(Recorded data)

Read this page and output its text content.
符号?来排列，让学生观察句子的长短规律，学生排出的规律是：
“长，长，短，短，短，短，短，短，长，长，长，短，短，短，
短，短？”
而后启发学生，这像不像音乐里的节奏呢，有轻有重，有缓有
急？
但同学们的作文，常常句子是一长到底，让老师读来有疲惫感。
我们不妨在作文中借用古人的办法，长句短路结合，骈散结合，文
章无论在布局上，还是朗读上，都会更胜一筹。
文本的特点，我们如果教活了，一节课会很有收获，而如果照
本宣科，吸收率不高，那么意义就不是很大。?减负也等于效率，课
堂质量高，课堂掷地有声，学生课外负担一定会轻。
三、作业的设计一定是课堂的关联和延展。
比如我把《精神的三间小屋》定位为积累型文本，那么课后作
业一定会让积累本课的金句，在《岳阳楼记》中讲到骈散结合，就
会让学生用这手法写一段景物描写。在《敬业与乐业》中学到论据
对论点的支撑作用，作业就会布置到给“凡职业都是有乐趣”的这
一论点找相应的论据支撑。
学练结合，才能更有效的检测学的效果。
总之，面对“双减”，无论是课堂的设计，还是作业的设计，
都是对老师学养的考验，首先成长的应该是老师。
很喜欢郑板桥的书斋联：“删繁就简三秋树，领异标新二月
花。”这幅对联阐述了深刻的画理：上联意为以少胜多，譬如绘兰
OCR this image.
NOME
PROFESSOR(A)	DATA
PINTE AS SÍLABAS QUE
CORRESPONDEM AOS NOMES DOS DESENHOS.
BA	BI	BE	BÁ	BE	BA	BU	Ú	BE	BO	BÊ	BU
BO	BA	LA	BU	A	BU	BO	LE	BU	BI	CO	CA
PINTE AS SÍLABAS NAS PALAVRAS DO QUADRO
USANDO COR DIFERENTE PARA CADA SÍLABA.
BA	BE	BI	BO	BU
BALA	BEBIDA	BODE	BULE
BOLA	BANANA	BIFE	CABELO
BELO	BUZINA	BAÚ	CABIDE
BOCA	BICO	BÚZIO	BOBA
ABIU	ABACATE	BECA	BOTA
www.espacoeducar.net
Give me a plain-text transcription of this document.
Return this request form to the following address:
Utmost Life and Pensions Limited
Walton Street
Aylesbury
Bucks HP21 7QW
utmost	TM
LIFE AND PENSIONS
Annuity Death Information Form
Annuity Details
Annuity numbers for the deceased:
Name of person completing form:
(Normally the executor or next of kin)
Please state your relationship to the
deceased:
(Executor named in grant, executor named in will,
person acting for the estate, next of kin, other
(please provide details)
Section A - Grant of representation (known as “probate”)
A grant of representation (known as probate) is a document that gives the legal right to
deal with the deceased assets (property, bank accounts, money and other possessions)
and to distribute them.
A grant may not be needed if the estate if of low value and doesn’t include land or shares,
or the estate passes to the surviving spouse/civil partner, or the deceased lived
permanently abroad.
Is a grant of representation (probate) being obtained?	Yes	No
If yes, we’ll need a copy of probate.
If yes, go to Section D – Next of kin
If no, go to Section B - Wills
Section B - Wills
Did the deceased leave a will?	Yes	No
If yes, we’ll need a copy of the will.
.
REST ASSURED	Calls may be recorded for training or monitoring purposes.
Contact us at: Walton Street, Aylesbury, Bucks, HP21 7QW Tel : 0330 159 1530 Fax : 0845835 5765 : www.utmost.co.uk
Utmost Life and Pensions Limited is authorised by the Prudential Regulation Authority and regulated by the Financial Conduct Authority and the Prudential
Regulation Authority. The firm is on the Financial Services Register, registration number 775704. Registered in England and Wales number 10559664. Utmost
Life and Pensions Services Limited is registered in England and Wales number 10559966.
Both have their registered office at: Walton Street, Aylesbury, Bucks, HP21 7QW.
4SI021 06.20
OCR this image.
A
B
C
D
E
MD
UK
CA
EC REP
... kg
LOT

AIM: Say how many lines in the entries contain the string "Aylesbury", and leave out everything else.

TASK RESULT: 3